- [What is being asked]: From the listing that follows, extract every line and set it down unaltered.
## start Material
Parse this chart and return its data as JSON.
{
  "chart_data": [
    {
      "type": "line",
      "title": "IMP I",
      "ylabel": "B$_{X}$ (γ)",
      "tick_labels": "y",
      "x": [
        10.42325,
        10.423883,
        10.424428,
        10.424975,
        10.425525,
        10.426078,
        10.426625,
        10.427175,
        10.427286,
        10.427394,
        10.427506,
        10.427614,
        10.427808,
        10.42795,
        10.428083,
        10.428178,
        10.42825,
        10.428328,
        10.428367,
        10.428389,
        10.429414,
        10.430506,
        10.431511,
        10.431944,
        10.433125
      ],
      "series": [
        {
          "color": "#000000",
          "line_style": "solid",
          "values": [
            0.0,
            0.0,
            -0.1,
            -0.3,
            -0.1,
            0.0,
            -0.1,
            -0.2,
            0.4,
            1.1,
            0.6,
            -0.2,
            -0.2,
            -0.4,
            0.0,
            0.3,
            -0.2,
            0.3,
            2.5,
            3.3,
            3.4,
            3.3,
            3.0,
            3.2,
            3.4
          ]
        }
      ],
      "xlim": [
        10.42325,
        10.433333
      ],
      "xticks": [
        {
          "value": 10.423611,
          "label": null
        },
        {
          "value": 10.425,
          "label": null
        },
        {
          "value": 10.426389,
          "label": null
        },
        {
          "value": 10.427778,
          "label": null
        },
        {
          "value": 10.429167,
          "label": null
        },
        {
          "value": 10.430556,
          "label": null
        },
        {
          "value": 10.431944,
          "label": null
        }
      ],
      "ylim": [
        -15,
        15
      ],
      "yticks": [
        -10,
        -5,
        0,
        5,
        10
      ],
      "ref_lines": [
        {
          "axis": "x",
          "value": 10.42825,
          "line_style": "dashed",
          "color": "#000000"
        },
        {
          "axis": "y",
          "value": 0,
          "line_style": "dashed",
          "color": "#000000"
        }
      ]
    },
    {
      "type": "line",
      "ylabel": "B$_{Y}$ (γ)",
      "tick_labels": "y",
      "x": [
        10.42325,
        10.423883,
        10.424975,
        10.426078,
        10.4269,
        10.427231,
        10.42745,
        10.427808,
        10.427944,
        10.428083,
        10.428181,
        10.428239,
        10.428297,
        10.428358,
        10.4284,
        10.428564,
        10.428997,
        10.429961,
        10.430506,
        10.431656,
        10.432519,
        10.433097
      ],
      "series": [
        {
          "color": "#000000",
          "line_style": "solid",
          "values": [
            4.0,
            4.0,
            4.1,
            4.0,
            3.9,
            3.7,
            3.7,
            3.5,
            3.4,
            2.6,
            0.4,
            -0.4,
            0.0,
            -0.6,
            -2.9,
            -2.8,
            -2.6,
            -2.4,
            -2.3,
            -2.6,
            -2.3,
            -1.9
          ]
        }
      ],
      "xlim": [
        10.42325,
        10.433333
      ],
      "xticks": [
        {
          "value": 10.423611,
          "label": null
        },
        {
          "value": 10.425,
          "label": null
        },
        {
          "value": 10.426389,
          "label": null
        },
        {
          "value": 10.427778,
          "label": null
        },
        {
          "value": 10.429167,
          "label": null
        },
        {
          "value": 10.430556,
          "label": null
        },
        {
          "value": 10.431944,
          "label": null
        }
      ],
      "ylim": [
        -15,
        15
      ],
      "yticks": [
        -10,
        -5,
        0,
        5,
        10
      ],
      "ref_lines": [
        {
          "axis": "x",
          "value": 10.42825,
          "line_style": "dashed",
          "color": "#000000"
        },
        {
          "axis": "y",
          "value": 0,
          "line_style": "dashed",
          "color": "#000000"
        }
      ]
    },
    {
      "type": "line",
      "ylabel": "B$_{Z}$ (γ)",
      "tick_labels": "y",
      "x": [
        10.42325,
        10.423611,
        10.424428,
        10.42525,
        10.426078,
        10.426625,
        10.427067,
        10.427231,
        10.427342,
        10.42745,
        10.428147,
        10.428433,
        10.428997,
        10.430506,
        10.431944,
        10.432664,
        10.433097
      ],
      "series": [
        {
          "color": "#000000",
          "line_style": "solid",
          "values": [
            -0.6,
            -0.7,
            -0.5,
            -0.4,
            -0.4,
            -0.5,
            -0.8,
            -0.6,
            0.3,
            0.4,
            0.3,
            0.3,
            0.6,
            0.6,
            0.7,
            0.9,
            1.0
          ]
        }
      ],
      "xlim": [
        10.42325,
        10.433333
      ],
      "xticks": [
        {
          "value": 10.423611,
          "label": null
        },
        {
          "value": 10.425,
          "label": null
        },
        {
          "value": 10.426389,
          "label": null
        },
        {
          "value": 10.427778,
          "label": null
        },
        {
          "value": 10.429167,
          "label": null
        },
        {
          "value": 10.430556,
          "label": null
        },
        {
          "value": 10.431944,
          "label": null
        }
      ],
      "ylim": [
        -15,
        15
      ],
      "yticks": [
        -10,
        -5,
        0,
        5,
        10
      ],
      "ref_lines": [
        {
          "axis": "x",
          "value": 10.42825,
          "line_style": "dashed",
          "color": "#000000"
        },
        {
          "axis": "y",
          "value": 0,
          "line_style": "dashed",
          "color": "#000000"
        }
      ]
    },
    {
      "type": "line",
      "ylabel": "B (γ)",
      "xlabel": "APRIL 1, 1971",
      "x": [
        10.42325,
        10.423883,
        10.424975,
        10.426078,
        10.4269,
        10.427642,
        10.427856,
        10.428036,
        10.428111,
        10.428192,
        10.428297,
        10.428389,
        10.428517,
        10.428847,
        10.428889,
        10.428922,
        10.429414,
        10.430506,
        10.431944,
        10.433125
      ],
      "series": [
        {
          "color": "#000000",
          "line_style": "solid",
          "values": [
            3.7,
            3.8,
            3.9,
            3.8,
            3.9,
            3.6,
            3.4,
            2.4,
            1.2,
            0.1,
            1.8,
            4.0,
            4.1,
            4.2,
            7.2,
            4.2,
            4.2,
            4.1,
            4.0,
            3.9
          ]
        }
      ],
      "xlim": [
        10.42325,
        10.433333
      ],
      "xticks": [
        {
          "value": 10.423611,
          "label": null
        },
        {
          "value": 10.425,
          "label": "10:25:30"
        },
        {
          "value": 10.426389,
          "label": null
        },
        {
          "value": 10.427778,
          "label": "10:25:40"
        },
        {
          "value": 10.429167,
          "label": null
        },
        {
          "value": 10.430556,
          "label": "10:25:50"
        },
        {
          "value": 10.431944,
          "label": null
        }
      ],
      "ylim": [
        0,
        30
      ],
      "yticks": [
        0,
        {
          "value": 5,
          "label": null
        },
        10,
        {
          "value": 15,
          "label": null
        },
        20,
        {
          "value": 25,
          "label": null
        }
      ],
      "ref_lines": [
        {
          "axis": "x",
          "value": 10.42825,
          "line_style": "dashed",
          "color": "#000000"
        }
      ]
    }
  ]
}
## end Material
- [The completed task]:
Parse this chart and return its data as JSON.
{
  "chart_data": [
    {
      "type": "line",
      "title": "IMP I",
      "ylabel": "B$_{X}$ (γ)",
      "tick_labels": "y",
      "x": [
        10.42325,
        10.423883,
        10.424428,
        10.424975,
        10.425525,
        10.426078,
        10.426625,
        10.427175,
        10.427286,
        10.427394,
        10.427506,
        10.427614,
        10.427808,
        10.42795,
        10.428083,
        10.428178,
        10.42825,
        10.428328,
        10.428367,
        10.428389,
        10.429414,
        10.430506,
        10.431511,
        10.431944,
        10.433125
      ],
      "series": [
        {
          "color": "#000000",
          "line_style": "solid",
          "values": [
            0.0,
            0.0,
            -0.1,
            -0.3,
            -0.1,
            0.0,
            -0.1,
            -0.2,
            0.4,
            1.1,
            0.6,
            -0.2,
            -0.2,
            -0.4,
            0.0,
            0.3,
            -0.2,
            0.3,
            2.5,
            3.3,
            3.4,
            3.3,
            3.0,
            3.2,
            3.4
          ]
        }
      ],
      "xlim": [
        10.42325,
        10.433333
      ],
      "xticks": [
        {
          "value": 10.423611,
          "label": null
        },
        {
          "value": 10.425,
          "label": null
        },
        {
          "value": 10.426389,
          "label": null
        },
        {
          "value": 10.427778,
          "label": null
        },
        {
          "value": 10.429167,
          "label": null
        },
        {
          "value": 10.430556,
          "label": null
        },
        {
          "value": 10.431944,
          "label": null
        }
      ],
      "ylim": [
        -15,
        15
      ],
      "yticks": [
        -10,
        -5,
        0,
        5,
        10
      ],
      "ref_lines": [
        {
          "axis": "x",
          "value": 10.42825,
          "line_style": "dashed",
          "color": "#000000"
        },
        {
          "axis": "y",
          "value": 0,
          "line_style": "dashed",
          "color": "#000000"
        }
      ]
    },
    {
      "type": "line",
      "ylabel": "B$_{Y}$ (γ)",
      "tick_labels": "y",
      "x": [
        10.42325,
        10.423883,
        10.424975,
        10.426078,
        10.4269,
        10.427231,
        10.42745,
        10.427808,
        10.427944,
        10.428083,
        10.428181,
        10.428239,
        10.428297,
        10.428358,
        10.4284,
        10.428564,
        10.428997,
        10.429961,
        10.430506,
        10.431656,
        10.432519,
        10.433097
      ],
      "series": [
        {
          "color": "#000000",
          "line_style": "solid",
          "values": [
            4.0,
            4.0,
            4.1,
            4.0,
            3.9,
            3.7,
            3.7,
            3.5,
            3.4,
            2.6,
            0.4,
            -0.4,
            0.0,
            -0.6,
            -2.9,
            -2.8,
            -2.6,
            -2.4,
            -2.3,
            -2.6,
            -2.3,
            -1.9
          ]
        }
      ],
      "xlim": [
        10.42325,
        10.433333
      ],
      "xticks": [
        {
          "value": 10.423611,
          "label": null
        },
        {
          "value": 10.425,
          "label": null
        },
        {
          "value": 10.426389,
          "label": null
        },
        {
          "value": 10.427778,
          "label": null
        },
        {
          "value": 10.429167,
          "label": null
        },
        {
          "value": 10.430556,
          "label": null
        },
        {
          "value": 10.431944,
          "label": null
        }
      ],
      "ylim": [
        -15,
        15
      ],
      "yticks": [
        -10,
        -5,
        0,
        5,
        10
      ],
      "ref_lines": [
        {
          "axis": "x",
          "value": 10.42825,
          "line_style": "dashed",
          "color": "#000000"
        },
        {
          "axis": "y",
          "value": 0,
          "line_style": "dashed",
          "color": "#000000"
        }
      ]
    },
    {
      "type": "line",
      "ylabel": "B$_{Z}$ (γ)",
      "tick_labels": "y",
      "x": [
        10.42325,
        10.423611,
        10.424428,
        10.42525,
        10.426078,
        10.426625,
        10.427067,
        10.427231,
        10.427342,
        10.42745,
        10.428147,
        10.428433,
        10.428997,
        10.430506,
        10.431944,
        10.432664,
        10.433097
      ],
      "series": [
        {
          "color": "#000000",
          "line_style": "solid",
          "values": [
            -0.6,
            -0.7,
            -0.5,
            -0.4,
            -0.4,
            -0.5,
            -0.8,
            -0.6,
            0.3,
            0.4,
            0.3,
            0.3,
            0.6,
            0.6,
            0.7,
            0.9,
            1.0
          ]
        }
      ],
      "xlim": [
        10.42325,
        10.433333
      ],
      "xticks": [
        {
          "value": 10.423611,
          "label": null
        },
        {
          "value": 10.425,
          "label": null
        },
        {
          "value": 10.426389,
          "label": null
        },
        {
          "value": 10.427778,
          "label": null
        },
        {
          "value": 10.429167,
          "label": null
        },
        {
          "value": 10.430556,
          "label": null
        },
        {
          "value": 10.431944,
          "label": null
        }
      ],
      "ylim": [
        -15,
        15
      ],
      "yticks": [
        -10,
        -5,
        0,
        5,
        10
      ],
      "ref_lines": [
        {
          "axis": "x",
          "value": 10.42825,
          "line_style": "dashed",
          "color": "#000000"
        },
        {
          "axis": "y",
          "value": 0,
          "line_style": "dashed",
          "color": "#000000"
        }
      ]
    },
    {
      "type": "line",
      "ylabel": "B (γ)",
      "xlabel": "APRIL 1, 1971",
      "x": [
        10.42325,
        10.423883,
        10.424975,
        10.426078,
        10.4269,
        10.427642,
        10.427856,
        10.428036,
        10.428111,
        10.428192,
        10.428297,
        10.428389,
        10.428517,
        10.428847,
        10.428889,
        10.428922,
        10.429414,
        10.430506,
        10.431944,
        10.433125
      ],
      "series": [
        {
          "color": "#000000",
          "line_style": "solid",
          "values": [
            3.7,
            3.8,
            3.9,
            3.8,
            3.9,
            3.6,
            3.4,
            2.4,
            1.2,
            0.1,
            1.8,
            4.0,
            4.1,
            4.2,
            7.2,
            4.2,
            4.2,
            4.1,
            4.0,
            3.9
          ]
        }
      ],
      "xlim": [
        10.42325,
        10.433333
      ],
      "xticks": [
        {
          "value": 10.423611,
          "label": null
        },
        {
          "value": 10.425,
          "label": "10:25:30"
        },
        {
          "value": 10.426389,
          "label": null
        },
        {
          "value": 10.427778,
          "label": "10:25:40"
        },
        {
          "value": 10.429167,
          "label": null
        },
        {
          "value": 10.430556,
          "label": "10:25:50"
        },
        {
          "value": 10.431944,
          "label": null
        }
      ],
      "ylim": [
        0,
        30
      ],
      "yticks": [
        0,
        {
          "value": 5,
          "label": null
        },
        10,
        {
          "value": 15,
          "label": null
        },
        20,
        {
          "value": 25,
          "label": null
        }
      ],
      "ref_lines": [
        {
          "axis": "x",
          "value": 10.42825,
          "line_style": "dashed",
          "color": "#000000"
        }
      ]
    }
  ]
}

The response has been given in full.